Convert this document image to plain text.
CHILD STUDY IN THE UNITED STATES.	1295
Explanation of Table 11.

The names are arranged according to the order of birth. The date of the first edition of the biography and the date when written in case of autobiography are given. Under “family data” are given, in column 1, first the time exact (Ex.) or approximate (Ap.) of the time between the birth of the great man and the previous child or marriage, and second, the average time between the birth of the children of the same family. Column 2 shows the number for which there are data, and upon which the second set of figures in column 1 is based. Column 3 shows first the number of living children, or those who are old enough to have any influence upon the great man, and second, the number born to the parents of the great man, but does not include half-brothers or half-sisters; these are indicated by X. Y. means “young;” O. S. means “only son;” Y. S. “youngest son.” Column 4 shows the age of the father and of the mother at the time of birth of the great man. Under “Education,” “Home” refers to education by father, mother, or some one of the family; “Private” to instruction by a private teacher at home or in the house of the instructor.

* * *

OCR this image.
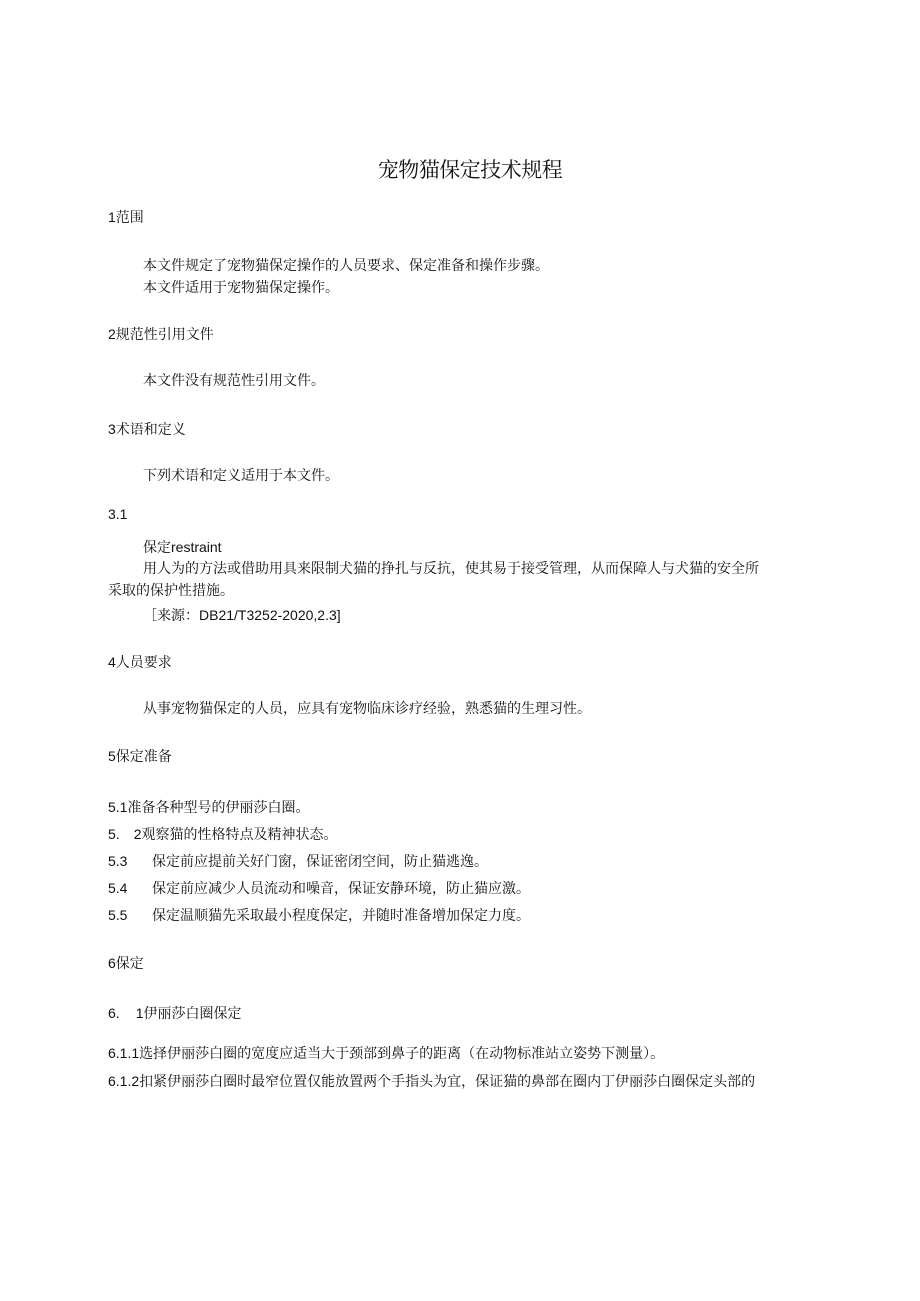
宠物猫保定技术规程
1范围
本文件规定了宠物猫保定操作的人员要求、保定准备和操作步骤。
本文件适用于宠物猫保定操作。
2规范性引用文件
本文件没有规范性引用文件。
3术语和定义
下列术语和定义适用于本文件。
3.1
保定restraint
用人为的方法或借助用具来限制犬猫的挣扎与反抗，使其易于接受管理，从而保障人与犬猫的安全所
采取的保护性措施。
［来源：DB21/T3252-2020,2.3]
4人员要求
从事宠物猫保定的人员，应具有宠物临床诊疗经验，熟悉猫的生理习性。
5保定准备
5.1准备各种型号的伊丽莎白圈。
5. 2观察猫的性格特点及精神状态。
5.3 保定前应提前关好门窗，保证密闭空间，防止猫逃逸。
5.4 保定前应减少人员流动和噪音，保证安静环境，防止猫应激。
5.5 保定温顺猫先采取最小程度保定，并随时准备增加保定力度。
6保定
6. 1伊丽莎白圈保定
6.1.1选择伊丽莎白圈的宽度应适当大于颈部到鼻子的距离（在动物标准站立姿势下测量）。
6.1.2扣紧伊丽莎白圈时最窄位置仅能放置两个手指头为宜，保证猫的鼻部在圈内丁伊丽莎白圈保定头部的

* * *

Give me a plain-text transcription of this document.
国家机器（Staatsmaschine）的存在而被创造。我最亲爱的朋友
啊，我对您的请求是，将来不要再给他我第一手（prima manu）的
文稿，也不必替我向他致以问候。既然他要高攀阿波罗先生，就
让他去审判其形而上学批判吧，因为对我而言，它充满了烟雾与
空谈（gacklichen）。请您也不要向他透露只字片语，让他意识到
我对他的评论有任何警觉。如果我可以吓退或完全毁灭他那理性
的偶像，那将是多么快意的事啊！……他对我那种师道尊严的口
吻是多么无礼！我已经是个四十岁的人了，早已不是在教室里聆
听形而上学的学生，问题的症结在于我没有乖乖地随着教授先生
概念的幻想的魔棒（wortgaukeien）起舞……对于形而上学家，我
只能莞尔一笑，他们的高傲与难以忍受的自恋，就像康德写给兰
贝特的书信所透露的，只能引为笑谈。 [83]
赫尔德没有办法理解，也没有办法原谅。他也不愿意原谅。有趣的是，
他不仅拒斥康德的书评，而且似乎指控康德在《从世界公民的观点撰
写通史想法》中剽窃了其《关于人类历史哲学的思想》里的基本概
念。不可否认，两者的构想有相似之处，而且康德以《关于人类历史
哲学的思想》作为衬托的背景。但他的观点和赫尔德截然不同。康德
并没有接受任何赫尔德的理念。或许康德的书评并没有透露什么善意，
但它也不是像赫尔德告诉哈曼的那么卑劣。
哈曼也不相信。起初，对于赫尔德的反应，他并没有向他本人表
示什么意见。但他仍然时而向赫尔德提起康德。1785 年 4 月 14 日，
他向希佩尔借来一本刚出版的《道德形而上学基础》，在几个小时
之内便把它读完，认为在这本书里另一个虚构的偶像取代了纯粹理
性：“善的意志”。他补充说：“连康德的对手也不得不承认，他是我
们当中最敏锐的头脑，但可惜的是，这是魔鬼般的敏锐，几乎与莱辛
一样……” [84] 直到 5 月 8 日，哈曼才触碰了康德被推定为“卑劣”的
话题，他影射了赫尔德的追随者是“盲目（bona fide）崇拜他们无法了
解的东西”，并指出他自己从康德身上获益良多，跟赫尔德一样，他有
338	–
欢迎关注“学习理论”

INSTRUCTION: Return each line of the data that contains the string "text".

EXERCISE RESPONSE:
Convert this document image to plain text.
Give me a plain-text transcription of this document.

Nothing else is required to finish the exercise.